***** RECORDS PROVIDED *****

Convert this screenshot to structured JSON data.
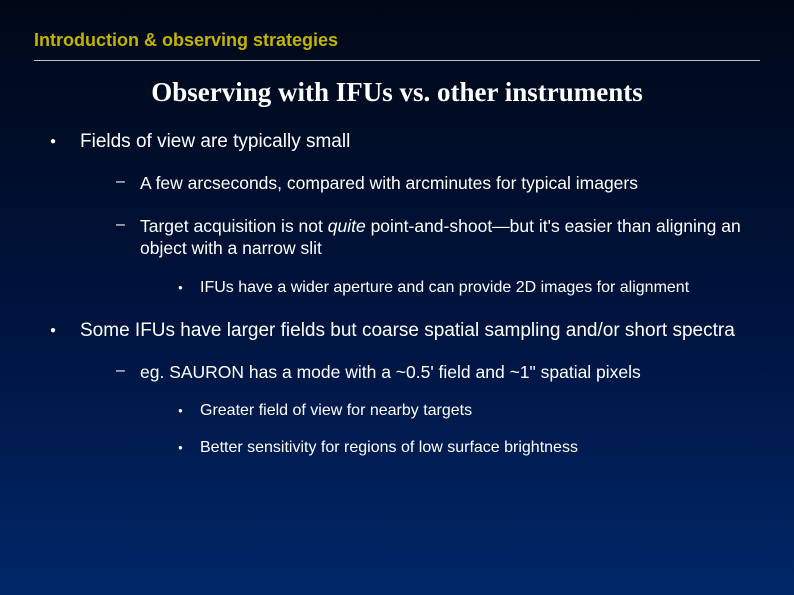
{
  "colors": {
    "header_text": "#c4b400",
    "rule": "#c0c0c0",
    "body_text": "#ffffff",
    "bg_gradient_top": "#000816",
    "bg_gradient_mid": "#001440",
    "bg_gradient_bottom": "#002768"
  },
  "typography": {
    "header_fontsize": 18,
    "title_fontsize": 27,
    "title_family": "Times New Roman",
    "lvl1_fontsize": 19,
    "lvl2_fontsize": 17.5,
    "lvl3_fontsize": 16
  },
  "header": "Introduction & observing strategies",
  "title": "Observing with IFUs vs. other instruments",
  "bullets": [
    {
      "text": "Fields of view are typically small",
      "children": [
        {
          "text": "A few arcseconds, compared with arcminutes for typical imagers",
          "children": []
        },
        {
          "text_pre": "Target acquisition is not ",
          "text_em": "quite",
          "text_post": " point-and-shoot—but it's easier than aligning an object with a narrow slit",
          "children": [
            {
              "text": "IFUs have a wider aperture and can provide 2D images for alignment"
            }
          ]
        }
      ]
    },
    {
      "text": "Some IFUs have larger fields but coarse spatial sampling and/or short spectra",
      "children": [
        {
          "text": "eg. SAURON has a mode with a ~0.5' field and ~1\" spatial pixels",
          "children": [
            {
              "text": "Greater field of view for nearby targets"
            },
            {
              "text": "Better sensitivity for regions of low surface brightness"
            }
          ]
        }
      ]
    }
  ]
}
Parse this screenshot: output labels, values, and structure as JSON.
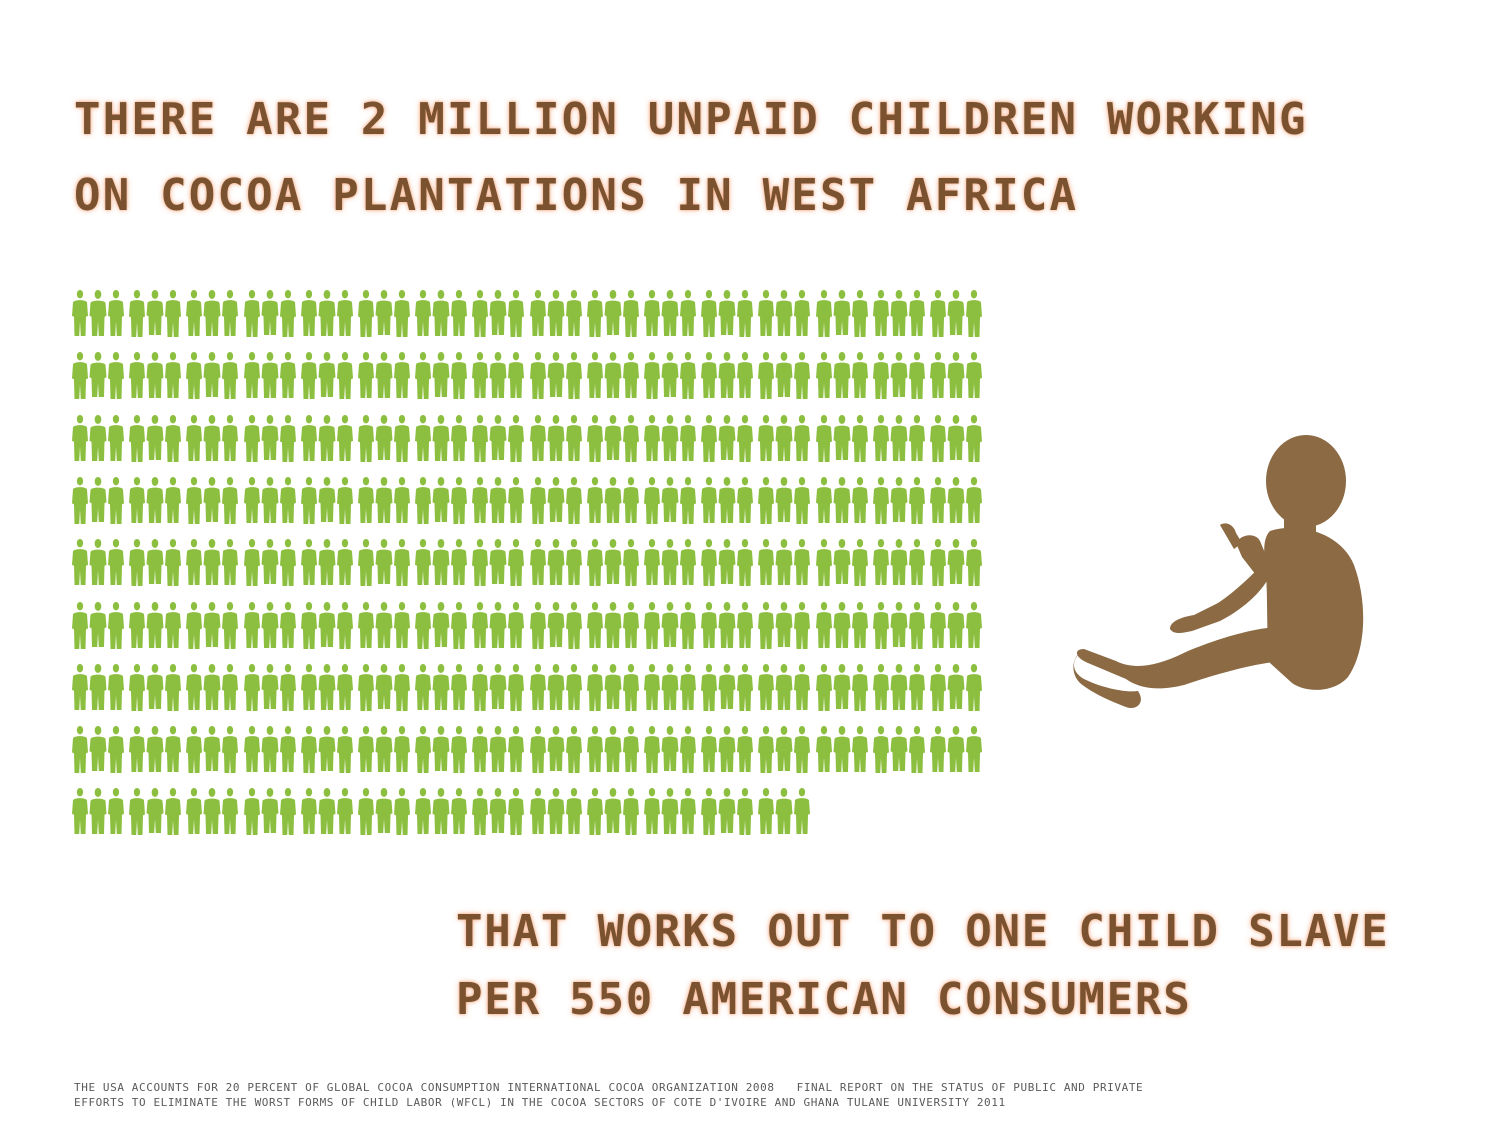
{
  "headline_top": {
    "lines": [
      "THERE ARE 2 MILLION UNPAID CHILDREN WORKING",
      "ON COCOA PLANTATIONS IN WEST AFRICA"
    ]
  },
  "headline_bottom": {
    "lines": [
      "THAT WORKS OUT TO ONE CHILD SLAVE",
      "PER 550 AMERICAN CONSUMERS"
    ]
  },
  "figure_grid": {
    "rows": 9,
    "full_row_count": 16,
    "last_row_count": 13,
    "figure_color": "#8cbf3f"
  },
  "child_figure": {
    "icon": "seated-child-silhouette-icon",
    "color": "#8b6a44"
  },
  "colors": {
    "headline_text": "#7a5230",
    "headline_glow": "#f5aa82",
    "footnote_text": "#5a5a5a"
  },
  "footnote": {
    "line1_part1": "THE USA ACCOUNTS FOR 20 PERCENT OF GLOBAL COCOA CONSUMPTION INTERNATIONAL COCOA ORGANIZATION 2008",
    "line1_part2": "FINAL REPORT ON THE STATUS OF PUBLIC AND PRIVATE",
    "line2": "EFFORTS TO ELIMINATE THE WORST FORMS OF CHILD LABOR (WFCL) IN THE COCOA SECTORS OF COTE D'IVOIRE AND GHANA TULANE UNIVERSITY 2011"
  }
}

*****

Print the entries above exactly, taking out only the pictures.

Convert this screenshot to structured JSON data.
{
  "colors": {
    "header_text": "#c4b400",
    "rule": "#c0c0c0",
    "body_text": "#ffffff",
    "bg_gradient_top": "#000816",
    "bg_gradient_mid": "#001440",
    "bg_gradient_bottom": "#002768"
  },
  "typography": {
    "header_fontsize": 18,
    "title_fontsize": 27,
    "title_family": "Times New Roman",
    "lvl1_fontsize": 19,
    "lvl2_fontsize": 17.5,
    "lvl3_fontsize": 16
  },
  "header": "Introduction & observing strategies",
  "title": "Observing with IFUs vs. other instruments",
  "bullets": [
    {
      "text": "Fields of view are typically small",
      "children": [
        {
          "text": "A few arcseconds, compared with arcminutes for typical imagers",
          "children": []
        },
        {
          "text_pre": "Target acquisition is not ",
          "text_em": "quite",
          "text_post": " point-and-shoot—but it's easier than aligning an object with a narrow slit",
          "children": [
            {
              "text": "IFUs have a wider aperture and can provide 2D images for alignment"
            }
          ]
        }
      ]
    },
    {
      "text": "Some IFUs have larger fields but coarse spatial sampling and/or short spectra",
      "children": [
        {
          "text": "eg. SAURON has a mode with a ~0.5' field and ~1\" spatial pixels",
          "children": [
            {
              "text": "Greater field of view for nearby targets"
            },
            {
              "text": "Better sensitivity for regions of low surface brightness"
            }
          ]
        }
      ]
    }
  ]
}
Parse this screenshot: output labels, values, and structure as JSON.
{
  "headline_top": {
    "lines": [
      "THERE ARE 2 MILLION UNPAID CHILDREN WORKING",
      "ON COCOA PLANTATIONS IN WEST AFRICA"
    ]
  },
  "headline_bottom": {
    "lines": [
      "THAT WORKS OUT TO ONE CHILD SLAVE",
      "PER 550 AMERICAN CONSUMERS"
    ]
  },
  "figure_grid": {
    "rows": 9,
    "full_row_count": 16,
    "last_row_count": 13,
    "figure_color": "#8cbf3f"
  },
  "child_figure": {
    "icon": "seated-child-silhouette-icon",
    "color": "#8b6a44"
  },
  "colors": {
    "headline_text": "#7a5230",
    "headline_glow": "#f5aa82",
    "footnote_text": "#5a5a5a"
  },
  "footnote": {
    "line1_part1": "THE USA ACCOUNTS FOR 20 PERCENT OF GLOBAL COCOA CONSUMPTION INTERNATIONAL COCOA ORGANIZATION 2008",
    "line1_part2": "FINAL REPORT ON THE STATUS OF PUBLIC AND PRIVATE",
    "line2": "EFFORTS TO ELIMINATE THE WORST FORMS OF CHILD LABOR (WFCL) IN THE COCOA SECTORS OF COTE D'IVOIRE AND GHANA TULANE UNIVERSITY 2011"
  }
}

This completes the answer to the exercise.